Extract all records. Keep each one exact.

--- Start ---

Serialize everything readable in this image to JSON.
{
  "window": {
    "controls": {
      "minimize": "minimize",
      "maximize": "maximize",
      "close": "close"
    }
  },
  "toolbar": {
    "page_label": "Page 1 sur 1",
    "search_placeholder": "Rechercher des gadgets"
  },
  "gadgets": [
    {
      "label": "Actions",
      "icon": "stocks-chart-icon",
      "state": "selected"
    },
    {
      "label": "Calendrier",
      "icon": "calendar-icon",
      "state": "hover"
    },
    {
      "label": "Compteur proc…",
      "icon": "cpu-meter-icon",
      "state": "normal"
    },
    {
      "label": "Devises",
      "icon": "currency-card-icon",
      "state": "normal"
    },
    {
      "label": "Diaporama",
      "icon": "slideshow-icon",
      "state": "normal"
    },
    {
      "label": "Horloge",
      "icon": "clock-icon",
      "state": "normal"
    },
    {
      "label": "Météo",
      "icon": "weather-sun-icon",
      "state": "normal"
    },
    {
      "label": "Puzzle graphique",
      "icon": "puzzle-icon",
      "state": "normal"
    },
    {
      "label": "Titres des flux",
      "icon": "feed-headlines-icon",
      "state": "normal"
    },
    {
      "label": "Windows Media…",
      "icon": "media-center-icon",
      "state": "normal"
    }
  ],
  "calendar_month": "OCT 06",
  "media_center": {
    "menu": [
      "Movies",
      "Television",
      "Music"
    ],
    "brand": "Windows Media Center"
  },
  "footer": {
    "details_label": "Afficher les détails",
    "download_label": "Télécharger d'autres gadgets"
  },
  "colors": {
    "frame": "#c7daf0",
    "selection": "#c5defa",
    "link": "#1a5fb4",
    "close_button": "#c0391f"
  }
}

--- End ---

Written solution
Serialize everything readable in this image to JSON.
{
  "window": {
    "controls": {
      "minimize": "minimize",
      "maximize": "maximize",
      "close": "close"
    }
  },
  "toolbar": {
    "page_label": "Page 1 sur 1",
    "search_placeholder": "Rechercher des gadgets"
  },
  "gadgets": [
    {
      "label": "Actions",
      "icon": "stocks-chart-icon",
      "state": "selected"
    },
    {
      "label": "Calendrier",
      "icon": "calendar-icon",
      "state": "hover"
    },
    {
      "label": "Compteur proc…",
      "icon": "cpu-meter-icon",
      "state": "normal"
    },
    {
      "label": "Devises",
      "icon": "currency-card-icon",
      "state": "normal"
    },
    {
      "label": "Diaporama",
      "icon": "slideshow-icon",
      "state": "normal"
    },
    {
      "label": "Horloge",
      "icon": "clock-icon",
      "state": "normal"
    },
    {
      "label": "Météo",
      "icon": "weather-sun-icon",
      "state": "normal"
    },
    {
      "label": "Puzzle graphique",
      "icon": "puzzle-icon",
      "state": "normal"
    },
    {
      "label": "Titres des flux",
      "icon": "feed-headlines-icon",
      "state": "normal"
    },
    {
      "label": "Windows Media…",
      "icon": "media-center-icon",
      "state": "normal"
    }
  ],
  "calendar_month": "OCT 06",
  "media_center": {
    "menu": [
      "Movies",
      "Television",
      "Music"
    ],
    "brand": "Windows Media Center"
  },
  "footer": {
    "details_label": "Afficher les détails",
    "download_label": "Télécharger d'autres gadgets"
  },
  "colors": {
    "frame": "#c7daf0",
    "selection": "#c5defa",
    "link": "#1a5fb4",
    "close_button": "#c0391f"
  }
}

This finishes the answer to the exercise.